[Work required]
Determine how many lines include the string "image". Output that number only.

__________

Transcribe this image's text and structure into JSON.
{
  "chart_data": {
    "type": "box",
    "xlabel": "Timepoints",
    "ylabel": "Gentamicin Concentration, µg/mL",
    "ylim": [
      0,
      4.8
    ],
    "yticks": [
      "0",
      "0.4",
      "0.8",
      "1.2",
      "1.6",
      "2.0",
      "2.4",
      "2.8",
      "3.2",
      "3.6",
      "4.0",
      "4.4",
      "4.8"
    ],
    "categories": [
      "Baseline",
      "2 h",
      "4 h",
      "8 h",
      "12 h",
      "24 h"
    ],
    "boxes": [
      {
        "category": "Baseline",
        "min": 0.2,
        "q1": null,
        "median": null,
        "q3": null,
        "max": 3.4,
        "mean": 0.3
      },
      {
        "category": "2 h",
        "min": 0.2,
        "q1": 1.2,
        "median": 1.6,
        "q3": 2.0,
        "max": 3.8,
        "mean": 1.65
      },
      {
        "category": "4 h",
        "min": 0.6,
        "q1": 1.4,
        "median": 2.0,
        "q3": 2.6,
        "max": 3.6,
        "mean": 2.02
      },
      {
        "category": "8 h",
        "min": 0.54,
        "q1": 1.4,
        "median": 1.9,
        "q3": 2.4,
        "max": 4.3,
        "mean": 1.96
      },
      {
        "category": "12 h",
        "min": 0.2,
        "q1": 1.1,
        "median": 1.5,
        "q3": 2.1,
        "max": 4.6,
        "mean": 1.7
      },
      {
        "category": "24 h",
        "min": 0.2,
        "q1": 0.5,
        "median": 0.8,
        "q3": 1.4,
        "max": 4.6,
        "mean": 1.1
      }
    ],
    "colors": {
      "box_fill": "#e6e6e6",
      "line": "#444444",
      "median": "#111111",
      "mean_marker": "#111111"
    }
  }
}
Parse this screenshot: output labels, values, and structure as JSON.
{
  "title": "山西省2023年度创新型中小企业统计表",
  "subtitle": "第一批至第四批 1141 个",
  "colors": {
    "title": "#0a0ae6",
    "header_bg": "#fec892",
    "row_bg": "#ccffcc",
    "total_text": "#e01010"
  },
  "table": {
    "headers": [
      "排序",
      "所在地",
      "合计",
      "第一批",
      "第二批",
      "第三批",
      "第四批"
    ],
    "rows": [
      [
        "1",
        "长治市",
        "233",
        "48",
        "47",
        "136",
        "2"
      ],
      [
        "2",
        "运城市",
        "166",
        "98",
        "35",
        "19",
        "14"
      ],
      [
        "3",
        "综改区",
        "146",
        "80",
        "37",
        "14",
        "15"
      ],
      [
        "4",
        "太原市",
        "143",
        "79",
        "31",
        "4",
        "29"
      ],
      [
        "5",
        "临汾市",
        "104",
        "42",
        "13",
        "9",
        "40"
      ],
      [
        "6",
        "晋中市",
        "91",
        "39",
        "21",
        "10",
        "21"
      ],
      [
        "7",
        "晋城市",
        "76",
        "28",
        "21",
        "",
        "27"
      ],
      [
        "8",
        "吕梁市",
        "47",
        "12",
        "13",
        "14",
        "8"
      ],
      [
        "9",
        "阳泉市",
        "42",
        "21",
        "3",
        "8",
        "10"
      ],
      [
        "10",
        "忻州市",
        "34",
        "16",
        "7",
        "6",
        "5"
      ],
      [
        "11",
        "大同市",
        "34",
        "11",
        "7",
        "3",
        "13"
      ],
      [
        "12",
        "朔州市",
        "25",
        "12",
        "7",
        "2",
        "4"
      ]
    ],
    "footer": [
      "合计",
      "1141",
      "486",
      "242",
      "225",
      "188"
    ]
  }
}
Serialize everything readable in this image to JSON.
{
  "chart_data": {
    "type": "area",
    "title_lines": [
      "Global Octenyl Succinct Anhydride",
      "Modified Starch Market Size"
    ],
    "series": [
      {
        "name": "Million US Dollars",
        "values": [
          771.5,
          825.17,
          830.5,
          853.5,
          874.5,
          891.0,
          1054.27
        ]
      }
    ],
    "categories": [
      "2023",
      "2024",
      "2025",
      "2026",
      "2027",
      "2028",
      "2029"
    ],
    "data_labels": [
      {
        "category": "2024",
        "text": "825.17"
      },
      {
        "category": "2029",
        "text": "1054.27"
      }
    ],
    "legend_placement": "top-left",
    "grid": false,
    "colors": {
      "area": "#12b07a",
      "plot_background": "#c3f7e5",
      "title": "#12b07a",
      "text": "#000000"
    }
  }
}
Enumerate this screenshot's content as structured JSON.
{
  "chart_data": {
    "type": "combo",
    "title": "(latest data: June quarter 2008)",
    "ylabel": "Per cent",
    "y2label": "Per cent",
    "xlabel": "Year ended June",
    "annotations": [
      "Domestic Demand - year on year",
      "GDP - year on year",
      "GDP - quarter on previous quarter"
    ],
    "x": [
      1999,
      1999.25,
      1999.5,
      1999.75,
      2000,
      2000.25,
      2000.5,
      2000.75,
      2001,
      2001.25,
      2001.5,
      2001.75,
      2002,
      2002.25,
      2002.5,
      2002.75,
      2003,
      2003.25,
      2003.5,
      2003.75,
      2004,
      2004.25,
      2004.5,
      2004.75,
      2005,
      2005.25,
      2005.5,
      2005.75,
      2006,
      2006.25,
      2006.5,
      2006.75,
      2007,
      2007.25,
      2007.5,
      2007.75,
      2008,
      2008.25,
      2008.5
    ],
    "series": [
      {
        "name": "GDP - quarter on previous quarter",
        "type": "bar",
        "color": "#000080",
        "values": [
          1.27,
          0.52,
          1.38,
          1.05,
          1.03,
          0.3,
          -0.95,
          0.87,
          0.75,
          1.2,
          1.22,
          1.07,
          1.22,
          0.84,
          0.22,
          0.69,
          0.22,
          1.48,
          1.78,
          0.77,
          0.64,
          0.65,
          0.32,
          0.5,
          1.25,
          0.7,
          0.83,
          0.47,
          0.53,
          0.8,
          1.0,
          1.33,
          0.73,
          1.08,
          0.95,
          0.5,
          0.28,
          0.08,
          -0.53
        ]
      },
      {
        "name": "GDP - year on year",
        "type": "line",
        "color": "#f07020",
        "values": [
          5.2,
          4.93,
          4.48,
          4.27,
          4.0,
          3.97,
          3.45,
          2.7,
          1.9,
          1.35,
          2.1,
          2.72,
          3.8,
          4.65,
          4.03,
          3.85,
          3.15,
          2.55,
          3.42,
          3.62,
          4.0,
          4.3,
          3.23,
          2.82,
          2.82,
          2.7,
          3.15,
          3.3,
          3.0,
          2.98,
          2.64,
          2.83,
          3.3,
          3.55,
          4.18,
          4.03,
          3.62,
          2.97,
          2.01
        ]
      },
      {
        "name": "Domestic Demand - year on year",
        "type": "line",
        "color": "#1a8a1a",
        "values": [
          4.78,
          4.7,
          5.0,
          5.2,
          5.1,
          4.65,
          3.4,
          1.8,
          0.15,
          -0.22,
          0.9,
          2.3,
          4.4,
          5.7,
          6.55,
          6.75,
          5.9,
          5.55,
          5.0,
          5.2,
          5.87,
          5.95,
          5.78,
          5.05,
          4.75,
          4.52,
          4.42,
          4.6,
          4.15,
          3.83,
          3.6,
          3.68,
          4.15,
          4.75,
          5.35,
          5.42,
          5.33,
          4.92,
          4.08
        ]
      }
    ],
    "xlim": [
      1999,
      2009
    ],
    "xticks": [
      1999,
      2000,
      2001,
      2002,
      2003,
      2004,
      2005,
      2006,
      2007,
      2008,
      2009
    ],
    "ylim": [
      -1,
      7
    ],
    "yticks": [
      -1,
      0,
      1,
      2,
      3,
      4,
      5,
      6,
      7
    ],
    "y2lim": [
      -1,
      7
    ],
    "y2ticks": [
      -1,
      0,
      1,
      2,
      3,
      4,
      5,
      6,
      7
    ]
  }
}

__________

[Solved exercise]
2